TASK DETAILS: Write the number of lines holding the word "spectrogram", and nothing else.

[Dataset items]

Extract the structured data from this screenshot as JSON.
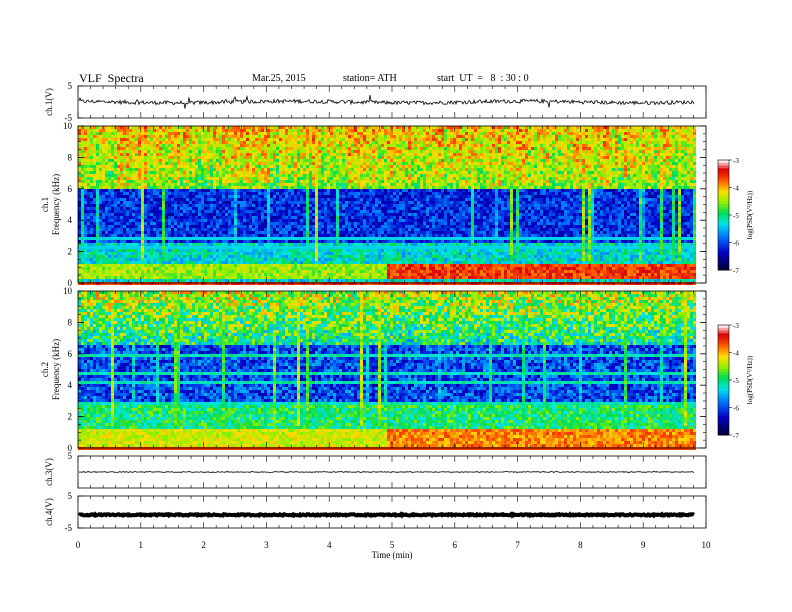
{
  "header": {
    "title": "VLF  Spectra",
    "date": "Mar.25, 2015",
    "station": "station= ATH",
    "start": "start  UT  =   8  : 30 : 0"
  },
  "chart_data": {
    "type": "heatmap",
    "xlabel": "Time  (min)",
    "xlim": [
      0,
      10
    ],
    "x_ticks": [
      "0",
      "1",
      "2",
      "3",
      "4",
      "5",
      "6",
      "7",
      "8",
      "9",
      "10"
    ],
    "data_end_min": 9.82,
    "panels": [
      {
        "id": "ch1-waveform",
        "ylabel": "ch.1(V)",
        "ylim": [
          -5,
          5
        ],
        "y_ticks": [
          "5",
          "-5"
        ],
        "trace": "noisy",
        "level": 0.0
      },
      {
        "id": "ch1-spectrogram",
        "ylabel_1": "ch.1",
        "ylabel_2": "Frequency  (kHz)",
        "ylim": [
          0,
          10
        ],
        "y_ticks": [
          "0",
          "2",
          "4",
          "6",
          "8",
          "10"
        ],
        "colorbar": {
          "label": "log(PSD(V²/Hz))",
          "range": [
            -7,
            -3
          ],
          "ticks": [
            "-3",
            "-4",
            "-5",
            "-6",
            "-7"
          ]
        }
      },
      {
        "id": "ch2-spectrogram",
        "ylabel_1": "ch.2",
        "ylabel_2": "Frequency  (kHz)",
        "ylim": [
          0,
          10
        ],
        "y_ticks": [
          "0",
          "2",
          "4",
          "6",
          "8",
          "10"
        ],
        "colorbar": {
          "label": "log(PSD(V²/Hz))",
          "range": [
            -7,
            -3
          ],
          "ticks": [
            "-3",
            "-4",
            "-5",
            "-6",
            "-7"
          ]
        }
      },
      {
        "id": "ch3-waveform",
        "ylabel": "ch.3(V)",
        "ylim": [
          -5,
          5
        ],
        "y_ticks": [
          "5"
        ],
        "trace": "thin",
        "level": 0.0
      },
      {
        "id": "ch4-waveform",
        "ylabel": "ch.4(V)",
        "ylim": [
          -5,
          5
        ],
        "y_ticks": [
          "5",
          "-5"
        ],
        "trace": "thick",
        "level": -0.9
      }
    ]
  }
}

RESULT OF THIS TASK: 2